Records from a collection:
Begin

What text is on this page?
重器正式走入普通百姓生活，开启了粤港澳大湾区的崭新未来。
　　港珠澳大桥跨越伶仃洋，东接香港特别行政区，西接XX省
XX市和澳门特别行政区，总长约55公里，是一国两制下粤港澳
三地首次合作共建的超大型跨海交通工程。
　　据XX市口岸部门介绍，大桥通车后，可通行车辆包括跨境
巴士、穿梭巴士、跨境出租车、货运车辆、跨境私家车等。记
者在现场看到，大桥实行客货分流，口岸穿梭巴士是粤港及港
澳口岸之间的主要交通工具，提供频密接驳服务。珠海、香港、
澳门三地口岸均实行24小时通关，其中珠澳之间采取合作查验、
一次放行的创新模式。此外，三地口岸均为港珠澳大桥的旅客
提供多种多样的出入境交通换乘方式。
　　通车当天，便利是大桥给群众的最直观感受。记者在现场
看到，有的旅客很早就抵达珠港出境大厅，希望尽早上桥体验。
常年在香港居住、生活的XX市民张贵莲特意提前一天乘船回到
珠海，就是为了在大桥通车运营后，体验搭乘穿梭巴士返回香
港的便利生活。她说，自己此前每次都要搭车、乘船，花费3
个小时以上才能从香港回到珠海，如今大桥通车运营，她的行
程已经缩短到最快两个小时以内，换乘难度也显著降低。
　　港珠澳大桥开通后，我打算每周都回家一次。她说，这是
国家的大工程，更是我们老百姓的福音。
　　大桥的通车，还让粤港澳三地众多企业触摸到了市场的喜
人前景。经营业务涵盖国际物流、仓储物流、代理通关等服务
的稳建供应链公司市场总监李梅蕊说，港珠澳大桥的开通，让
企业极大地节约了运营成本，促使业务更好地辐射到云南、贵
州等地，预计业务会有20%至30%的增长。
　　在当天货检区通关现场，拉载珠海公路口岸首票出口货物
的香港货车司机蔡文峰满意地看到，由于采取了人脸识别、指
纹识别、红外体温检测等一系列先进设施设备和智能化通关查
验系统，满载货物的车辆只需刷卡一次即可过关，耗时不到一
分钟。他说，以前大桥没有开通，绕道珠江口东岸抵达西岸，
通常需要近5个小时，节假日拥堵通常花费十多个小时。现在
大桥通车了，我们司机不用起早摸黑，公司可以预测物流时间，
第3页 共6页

End

### Task directions:
Repeat each record exactly. Omit nothing.

### Answer below:
What text is on this page?
重器正式走入普通百姓生活，开启了粤港澳大湾区的崭新未来。
　　港珠澳大桥跨越伶仃洋，东接香港特别行政区，西接XX省
XX市和澳门特别行政区，总长约55公里，是一国两制下粤港澳
三地首次合作共建的超大型跨海交通工程。
　　据XX市口岸部门介绍，大桥通车后，可通行车辆包括跨境
巴士、穿梭巴士、跨境出租车、货运车辆、跨境私家车等。记
者在现场看到，大桥实行客货分流，口岸穿梭巴士是粤港及港
澳口岸之间的主要交通工具，提供频密接驳服务。珠海、香港、
澳门三地口岸均实行24小时通关，其中珠澳之间采取合作查验、
一次放行的创新模式。此外，三地口岸均为港珠澳大桥的旅客
提供多种多样的出入境交通换乘方式。
　　通车当天，便利是大桥给群众的最直观感受。记者在现场
看到，有的旅客很早就抵达珠港出境大厅，希望尽早上桥体验。
常年在香港居住、生活的XX市民张贵莲特意提前一天乘船回到
珠海，就是为了在大桥通车运营后，体验搭乘穿梭巴士返回香
港的便利生活。她说，自己此前每次都要搭车、乘船，花费3
个小时以上才能从香港回到珠海，如今大桥通车运营，她的行
程已经缩短到最快两个小时以内，换乘难度也显著降低。
　　港珠澳大桥开通后，我打算每周都回家一次。她说，这是
国家的大工程，更是我们老百姓的福音。
　　大桥的通车，还让粤港澳三地众多企业触摸到了市场的喜
人前景。经营业务涵盖国际物流、仓储物流、代理通关等服务
的稳建供应链公司市场总监李梅蕊说，港珠澳大桥的开通，让
企业极大地节约了运营成本，促使业务更好地辐射到云南、贵
州等地，预计业务会有20%至30%的增长。
　　在当天货检区通关现场，拉载珠海公路口岸首票出口货物
的香港货车司机蔡文峰满意地看到，由于采取了人脸识别、指
纹识别、红外体温检测等一系列先进设施设备和智能化通关查
验系统，满载货物的车辆只需刷卡一次即可过关，耗时不到一
分钟。他说，以前大桥没有开通，绕道珠江口东岸抵达西岸，
通常需要近5个小时，节假日拥堵通常花费十多个小时。现在
大桥通车了，我们司机不用起早摸黑，公司可以预测物流时间，
第3页 共6页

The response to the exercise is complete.